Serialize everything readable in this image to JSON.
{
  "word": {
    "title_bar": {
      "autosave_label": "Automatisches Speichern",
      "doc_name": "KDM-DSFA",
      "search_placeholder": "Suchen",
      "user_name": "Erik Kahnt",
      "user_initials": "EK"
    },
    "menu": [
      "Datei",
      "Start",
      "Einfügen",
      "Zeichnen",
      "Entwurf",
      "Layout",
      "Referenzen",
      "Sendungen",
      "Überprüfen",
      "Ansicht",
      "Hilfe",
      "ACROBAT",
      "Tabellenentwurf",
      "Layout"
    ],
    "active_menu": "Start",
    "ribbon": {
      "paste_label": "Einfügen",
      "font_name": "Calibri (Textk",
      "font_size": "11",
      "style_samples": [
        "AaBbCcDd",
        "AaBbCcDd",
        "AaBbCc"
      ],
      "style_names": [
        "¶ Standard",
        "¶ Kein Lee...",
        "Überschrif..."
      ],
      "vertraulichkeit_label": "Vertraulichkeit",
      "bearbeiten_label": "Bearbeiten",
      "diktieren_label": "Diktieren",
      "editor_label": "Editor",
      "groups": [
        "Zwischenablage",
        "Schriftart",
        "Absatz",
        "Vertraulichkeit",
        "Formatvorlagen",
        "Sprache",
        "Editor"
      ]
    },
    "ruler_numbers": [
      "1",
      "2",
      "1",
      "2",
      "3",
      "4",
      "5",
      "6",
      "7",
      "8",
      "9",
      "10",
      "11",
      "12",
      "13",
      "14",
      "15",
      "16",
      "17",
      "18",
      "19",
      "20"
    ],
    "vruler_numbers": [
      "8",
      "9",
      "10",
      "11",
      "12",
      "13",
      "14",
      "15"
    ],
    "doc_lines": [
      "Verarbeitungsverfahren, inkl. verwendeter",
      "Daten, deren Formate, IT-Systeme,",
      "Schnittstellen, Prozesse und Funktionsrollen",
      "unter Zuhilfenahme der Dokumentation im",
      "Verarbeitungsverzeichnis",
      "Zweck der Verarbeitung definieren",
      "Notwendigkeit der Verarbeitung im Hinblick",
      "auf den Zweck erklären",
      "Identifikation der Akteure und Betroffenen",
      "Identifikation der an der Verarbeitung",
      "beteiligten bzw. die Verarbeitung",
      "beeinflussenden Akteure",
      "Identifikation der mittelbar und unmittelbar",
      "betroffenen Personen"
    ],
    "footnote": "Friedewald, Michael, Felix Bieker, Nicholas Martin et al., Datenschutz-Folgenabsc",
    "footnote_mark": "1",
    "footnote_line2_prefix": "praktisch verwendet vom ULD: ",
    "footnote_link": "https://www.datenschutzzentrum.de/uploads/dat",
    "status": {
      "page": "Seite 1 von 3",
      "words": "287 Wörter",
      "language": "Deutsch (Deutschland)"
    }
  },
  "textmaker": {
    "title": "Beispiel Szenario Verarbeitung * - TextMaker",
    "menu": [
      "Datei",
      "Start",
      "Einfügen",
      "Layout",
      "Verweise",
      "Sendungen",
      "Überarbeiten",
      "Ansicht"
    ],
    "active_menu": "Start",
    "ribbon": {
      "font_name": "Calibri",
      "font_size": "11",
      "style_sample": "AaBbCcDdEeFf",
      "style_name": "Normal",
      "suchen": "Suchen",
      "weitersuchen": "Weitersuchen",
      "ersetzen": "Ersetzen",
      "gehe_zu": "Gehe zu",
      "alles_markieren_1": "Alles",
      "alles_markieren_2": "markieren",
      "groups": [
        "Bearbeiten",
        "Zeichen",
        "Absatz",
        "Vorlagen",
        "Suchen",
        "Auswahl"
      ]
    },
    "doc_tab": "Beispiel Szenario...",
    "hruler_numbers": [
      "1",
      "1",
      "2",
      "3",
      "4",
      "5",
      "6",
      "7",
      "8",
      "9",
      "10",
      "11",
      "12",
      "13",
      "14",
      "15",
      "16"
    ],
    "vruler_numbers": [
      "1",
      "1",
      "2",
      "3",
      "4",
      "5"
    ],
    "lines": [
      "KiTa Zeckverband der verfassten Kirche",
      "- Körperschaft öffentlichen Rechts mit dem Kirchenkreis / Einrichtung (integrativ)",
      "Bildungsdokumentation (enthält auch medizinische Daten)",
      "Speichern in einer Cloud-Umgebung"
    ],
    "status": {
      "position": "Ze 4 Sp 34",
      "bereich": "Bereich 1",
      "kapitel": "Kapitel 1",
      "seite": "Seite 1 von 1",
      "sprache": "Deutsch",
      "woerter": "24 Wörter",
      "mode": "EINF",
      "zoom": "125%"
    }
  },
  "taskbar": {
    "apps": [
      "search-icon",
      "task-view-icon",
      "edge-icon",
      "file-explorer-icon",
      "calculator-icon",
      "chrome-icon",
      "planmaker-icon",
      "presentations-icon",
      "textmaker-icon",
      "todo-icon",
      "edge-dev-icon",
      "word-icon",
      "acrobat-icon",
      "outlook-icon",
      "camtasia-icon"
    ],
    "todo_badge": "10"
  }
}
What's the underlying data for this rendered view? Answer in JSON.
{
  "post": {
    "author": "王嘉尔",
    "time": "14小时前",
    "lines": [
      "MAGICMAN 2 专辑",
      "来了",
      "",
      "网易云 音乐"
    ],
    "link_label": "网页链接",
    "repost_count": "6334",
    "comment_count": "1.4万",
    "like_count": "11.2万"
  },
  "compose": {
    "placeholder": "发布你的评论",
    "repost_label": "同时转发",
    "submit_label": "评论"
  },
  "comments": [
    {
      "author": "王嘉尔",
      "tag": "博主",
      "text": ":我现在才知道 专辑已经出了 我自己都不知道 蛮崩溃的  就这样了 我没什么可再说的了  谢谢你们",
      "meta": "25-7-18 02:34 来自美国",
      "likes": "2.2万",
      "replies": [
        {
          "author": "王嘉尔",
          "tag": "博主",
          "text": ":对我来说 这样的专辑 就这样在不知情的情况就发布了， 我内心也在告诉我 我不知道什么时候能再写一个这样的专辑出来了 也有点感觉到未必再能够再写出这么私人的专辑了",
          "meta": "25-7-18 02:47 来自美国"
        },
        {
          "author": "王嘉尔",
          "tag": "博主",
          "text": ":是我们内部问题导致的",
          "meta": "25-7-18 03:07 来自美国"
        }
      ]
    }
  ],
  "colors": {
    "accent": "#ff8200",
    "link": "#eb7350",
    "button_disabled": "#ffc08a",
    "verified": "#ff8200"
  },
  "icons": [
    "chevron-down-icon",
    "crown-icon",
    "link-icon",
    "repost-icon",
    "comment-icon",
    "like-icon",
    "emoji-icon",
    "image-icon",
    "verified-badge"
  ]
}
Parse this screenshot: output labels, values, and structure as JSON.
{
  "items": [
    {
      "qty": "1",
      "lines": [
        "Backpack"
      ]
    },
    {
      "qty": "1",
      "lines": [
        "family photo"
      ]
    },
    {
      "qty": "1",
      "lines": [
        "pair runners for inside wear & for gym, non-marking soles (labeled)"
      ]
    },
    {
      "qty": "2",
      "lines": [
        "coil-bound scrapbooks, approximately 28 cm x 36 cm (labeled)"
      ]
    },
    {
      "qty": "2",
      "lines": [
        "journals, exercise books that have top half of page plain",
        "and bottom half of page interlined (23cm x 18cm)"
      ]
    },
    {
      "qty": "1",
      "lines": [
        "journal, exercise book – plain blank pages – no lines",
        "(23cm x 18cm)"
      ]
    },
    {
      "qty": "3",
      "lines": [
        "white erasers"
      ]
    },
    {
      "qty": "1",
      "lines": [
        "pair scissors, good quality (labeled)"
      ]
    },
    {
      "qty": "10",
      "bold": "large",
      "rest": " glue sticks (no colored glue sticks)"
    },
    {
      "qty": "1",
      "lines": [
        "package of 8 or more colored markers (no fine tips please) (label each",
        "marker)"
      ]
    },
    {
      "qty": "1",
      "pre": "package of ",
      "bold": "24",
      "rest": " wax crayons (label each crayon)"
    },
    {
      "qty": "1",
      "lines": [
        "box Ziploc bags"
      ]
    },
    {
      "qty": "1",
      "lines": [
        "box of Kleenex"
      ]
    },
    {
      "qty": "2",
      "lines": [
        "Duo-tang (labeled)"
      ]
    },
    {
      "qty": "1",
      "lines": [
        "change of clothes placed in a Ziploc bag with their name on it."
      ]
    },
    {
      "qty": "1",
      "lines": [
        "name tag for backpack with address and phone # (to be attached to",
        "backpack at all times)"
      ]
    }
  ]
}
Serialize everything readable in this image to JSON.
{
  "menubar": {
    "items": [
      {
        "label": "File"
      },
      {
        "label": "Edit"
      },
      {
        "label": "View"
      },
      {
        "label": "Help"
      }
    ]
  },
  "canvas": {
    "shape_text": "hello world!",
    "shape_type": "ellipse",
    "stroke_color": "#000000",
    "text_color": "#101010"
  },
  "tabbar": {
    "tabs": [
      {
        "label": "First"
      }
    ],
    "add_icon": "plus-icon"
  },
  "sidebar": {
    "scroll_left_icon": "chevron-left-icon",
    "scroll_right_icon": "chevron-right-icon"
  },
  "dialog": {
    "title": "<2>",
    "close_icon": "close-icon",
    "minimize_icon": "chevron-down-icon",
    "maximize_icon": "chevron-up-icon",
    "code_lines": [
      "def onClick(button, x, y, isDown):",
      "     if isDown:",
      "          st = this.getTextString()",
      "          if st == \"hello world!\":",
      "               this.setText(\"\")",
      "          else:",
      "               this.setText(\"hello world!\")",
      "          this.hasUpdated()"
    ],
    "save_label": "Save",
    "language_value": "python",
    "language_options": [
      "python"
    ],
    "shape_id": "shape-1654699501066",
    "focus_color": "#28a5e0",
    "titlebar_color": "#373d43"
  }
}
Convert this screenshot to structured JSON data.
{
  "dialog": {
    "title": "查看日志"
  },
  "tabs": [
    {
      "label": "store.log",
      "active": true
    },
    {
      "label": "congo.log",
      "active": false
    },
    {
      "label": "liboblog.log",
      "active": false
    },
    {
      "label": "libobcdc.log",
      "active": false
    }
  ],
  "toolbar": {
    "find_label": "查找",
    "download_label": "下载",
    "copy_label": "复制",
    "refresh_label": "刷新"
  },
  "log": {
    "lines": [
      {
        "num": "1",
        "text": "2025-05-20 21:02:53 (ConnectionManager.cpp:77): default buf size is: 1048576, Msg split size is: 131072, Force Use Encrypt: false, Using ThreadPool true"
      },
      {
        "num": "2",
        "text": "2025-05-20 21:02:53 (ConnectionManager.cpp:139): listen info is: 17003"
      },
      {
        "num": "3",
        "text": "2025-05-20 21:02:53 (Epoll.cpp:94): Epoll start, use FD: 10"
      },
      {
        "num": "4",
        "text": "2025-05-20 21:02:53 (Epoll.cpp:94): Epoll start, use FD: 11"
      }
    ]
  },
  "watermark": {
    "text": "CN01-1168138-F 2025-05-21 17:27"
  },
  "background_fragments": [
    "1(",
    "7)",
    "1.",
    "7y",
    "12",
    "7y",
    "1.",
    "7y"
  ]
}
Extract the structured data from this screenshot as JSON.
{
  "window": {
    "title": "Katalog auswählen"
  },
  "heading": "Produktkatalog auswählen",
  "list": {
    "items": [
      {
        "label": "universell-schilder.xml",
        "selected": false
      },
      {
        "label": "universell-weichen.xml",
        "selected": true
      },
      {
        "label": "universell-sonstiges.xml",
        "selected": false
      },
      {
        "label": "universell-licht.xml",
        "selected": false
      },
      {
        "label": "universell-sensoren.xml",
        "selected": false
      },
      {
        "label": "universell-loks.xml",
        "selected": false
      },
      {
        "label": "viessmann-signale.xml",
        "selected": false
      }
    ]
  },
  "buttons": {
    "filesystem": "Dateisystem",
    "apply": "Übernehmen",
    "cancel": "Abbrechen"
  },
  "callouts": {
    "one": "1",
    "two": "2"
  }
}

■ **The problem**
Find the word "Deutsch" in the entries, and copy every line it shows up in.

■ **Task output**
      "language": "Deutsch (Deutschland)"
      "sprache": "Deutsch",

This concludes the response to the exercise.